_Requirements_
List all lines of the data containing the word "name".

_Excerpted data_
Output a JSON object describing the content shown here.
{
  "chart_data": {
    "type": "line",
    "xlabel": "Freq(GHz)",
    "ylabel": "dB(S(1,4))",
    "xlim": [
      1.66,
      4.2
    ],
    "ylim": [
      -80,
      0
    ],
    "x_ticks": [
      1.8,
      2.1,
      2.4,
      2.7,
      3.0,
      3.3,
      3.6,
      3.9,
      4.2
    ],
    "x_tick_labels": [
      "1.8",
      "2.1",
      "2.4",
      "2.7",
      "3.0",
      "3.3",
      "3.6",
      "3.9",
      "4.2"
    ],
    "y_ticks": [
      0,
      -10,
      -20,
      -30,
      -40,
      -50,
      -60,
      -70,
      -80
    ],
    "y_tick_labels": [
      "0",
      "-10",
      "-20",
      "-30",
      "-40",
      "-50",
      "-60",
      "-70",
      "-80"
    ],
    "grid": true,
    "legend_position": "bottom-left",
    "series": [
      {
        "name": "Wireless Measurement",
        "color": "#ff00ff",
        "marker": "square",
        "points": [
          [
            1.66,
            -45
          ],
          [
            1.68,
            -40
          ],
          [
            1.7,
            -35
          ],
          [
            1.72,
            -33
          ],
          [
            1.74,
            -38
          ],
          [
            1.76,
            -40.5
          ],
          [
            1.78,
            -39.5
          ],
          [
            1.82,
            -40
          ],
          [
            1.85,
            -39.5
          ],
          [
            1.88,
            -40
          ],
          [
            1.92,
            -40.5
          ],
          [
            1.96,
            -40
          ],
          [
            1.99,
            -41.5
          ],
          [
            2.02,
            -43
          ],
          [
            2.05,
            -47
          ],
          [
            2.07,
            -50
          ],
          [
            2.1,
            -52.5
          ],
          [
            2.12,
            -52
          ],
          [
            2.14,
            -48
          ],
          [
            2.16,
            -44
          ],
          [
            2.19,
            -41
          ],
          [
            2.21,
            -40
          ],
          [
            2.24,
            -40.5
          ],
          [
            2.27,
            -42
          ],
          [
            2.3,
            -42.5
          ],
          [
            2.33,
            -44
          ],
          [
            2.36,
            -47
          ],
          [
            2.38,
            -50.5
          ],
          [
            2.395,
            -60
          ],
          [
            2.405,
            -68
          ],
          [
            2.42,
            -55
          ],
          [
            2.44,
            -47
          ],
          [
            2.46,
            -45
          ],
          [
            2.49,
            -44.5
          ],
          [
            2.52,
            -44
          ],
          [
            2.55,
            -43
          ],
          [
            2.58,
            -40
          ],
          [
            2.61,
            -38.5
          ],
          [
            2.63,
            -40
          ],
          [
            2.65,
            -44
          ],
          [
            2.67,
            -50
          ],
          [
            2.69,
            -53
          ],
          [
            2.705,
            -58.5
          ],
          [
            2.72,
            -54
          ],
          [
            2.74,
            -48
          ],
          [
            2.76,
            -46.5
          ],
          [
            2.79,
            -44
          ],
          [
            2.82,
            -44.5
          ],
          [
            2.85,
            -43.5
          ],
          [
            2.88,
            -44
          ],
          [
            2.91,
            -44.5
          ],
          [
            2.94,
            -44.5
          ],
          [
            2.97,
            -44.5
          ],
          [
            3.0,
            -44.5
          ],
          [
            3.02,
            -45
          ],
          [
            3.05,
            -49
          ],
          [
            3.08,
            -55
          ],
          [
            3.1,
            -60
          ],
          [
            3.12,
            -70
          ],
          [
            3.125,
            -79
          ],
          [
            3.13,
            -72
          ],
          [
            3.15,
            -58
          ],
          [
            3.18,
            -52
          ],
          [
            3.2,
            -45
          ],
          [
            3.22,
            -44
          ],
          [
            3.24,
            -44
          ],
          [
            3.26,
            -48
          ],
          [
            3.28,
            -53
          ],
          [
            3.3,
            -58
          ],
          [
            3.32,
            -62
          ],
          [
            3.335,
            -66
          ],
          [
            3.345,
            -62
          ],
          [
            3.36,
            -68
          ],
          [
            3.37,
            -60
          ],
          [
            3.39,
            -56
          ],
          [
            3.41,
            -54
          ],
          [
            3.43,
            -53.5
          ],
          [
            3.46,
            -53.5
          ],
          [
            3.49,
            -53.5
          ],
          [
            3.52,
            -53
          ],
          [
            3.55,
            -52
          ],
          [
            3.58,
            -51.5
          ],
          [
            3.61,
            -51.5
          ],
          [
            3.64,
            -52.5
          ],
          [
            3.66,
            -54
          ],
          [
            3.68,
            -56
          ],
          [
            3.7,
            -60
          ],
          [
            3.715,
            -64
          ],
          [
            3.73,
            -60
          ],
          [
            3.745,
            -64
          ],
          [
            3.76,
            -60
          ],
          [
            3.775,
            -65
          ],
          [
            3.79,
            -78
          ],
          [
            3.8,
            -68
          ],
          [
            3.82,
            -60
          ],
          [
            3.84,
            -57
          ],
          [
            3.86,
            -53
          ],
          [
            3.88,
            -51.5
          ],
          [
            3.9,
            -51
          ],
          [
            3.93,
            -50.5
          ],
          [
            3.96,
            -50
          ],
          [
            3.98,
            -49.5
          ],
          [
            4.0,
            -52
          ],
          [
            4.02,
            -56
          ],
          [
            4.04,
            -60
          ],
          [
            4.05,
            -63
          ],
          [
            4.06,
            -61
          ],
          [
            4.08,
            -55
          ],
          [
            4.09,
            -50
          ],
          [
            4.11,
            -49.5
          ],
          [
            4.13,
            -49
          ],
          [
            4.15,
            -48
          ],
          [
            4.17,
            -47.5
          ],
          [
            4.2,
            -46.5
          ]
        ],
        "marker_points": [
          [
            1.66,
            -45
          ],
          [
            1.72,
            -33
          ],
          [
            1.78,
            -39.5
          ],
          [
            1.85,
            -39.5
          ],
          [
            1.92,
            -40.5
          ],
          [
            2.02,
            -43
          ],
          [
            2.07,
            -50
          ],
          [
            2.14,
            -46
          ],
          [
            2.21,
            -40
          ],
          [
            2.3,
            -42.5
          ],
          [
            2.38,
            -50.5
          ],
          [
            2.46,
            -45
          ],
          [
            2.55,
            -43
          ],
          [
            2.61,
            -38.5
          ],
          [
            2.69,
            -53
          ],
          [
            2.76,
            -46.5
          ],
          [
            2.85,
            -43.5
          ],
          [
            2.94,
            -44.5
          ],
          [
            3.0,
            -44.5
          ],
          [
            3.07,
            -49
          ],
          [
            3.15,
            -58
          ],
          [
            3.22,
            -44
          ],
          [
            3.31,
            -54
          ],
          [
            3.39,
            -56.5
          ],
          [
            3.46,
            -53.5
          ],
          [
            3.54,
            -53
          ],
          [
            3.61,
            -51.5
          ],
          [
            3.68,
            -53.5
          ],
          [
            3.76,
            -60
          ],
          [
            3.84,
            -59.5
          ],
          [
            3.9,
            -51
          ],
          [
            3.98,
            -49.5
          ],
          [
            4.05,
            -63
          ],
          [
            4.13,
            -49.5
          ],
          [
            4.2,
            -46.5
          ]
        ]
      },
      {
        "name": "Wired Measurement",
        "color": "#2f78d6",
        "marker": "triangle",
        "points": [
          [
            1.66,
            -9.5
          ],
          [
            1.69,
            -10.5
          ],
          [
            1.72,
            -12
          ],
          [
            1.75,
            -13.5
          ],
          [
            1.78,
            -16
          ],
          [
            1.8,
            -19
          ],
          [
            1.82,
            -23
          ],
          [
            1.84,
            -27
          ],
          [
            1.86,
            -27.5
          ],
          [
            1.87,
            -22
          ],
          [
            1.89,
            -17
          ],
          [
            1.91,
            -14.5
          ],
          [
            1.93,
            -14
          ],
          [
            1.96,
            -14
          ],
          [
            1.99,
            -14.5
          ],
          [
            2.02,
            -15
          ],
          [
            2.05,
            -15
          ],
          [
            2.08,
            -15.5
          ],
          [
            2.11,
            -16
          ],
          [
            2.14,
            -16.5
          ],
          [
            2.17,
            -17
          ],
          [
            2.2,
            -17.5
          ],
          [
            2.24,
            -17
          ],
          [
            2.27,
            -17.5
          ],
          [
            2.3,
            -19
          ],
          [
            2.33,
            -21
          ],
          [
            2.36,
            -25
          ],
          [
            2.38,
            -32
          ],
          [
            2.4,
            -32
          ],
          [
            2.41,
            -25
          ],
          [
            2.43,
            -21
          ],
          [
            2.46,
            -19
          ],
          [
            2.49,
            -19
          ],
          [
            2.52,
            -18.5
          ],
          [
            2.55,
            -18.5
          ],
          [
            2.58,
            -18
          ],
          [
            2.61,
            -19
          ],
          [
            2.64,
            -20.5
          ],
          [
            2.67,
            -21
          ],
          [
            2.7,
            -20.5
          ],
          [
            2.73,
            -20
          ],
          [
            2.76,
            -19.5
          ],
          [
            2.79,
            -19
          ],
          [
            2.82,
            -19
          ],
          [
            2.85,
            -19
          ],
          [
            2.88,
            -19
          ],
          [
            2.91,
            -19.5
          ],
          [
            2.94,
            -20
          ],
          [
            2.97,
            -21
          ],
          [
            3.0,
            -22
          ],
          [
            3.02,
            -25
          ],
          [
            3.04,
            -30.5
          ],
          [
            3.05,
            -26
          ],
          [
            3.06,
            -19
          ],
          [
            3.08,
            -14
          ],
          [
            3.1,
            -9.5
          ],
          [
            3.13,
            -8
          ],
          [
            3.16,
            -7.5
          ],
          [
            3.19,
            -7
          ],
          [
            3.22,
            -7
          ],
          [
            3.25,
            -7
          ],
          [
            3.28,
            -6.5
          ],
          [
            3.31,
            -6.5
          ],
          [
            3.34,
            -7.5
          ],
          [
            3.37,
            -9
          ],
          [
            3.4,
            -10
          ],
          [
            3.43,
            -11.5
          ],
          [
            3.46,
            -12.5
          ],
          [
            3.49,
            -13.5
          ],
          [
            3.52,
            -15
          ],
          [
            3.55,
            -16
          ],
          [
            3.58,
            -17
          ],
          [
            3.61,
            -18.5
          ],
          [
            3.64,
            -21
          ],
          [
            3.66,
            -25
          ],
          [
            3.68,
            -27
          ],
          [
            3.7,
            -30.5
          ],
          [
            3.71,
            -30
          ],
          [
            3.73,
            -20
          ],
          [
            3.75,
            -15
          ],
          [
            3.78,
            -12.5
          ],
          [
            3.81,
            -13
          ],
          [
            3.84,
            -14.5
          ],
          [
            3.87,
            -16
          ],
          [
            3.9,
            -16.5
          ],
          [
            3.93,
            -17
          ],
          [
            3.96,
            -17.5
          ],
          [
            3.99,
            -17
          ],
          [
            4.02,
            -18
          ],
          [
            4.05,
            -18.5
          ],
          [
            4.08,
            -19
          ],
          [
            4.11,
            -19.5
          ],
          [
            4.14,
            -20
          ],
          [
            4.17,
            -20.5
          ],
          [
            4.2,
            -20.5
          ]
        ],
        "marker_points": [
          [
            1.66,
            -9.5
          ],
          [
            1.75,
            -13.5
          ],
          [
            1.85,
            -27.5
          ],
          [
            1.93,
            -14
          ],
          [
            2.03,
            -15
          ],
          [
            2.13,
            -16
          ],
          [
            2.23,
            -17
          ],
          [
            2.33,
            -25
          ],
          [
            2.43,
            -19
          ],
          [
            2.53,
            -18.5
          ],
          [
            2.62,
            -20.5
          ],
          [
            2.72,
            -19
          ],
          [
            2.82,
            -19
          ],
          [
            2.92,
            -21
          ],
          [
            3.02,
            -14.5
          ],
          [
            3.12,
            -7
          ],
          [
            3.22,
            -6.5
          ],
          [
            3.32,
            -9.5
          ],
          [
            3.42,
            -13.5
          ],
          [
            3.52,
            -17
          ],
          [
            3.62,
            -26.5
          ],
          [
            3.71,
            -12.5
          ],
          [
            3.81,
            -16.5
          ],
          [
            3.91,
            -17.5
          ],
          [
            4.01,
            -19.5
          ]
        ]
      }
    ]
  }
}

_Result_
        "name": "Wireless Measurement",
        "name": "Wired Measurement",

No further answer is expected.